## EXERCISE INSTRUCTIONS
Where a line holds "でEcho", copy it.

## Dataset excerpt
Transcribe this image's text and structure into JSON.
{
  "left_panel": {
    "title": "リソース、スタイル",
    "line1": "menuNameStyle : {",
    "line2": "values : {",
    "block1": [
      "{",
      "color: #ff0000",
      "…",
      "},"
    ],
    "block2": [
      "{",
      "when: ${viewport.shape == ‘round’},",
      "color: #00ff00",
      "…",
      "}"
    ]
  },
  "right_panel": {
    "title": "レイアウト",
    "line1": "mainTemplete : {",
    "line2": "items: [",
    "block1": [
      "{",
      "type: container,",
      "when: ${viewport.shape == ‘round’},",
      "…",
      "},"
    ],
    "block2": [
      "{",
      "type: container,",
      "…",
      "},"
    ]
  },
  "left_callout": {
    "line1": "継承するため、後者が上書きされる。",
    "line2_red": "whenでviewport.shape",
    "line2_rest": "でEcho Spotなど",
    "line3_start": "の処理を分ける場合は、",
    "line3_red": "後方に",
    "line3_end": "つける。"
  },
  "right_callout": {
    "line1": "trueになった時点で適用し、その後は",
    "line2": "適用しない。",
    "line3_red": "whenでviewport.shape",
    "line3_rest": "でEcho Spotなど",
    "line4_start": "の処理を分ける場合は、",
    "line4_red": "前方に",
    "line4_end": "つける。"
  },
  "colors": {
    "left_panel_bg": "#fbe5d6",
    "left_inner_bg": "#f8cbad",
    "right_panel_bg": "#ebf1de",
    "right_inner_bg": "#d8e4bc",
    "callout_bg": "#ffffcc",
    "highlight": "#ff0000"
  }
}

## SOLUTION
    "line2_rest": "でEcho Spotなど",
    "line3_rest": "でEcho Spotなど",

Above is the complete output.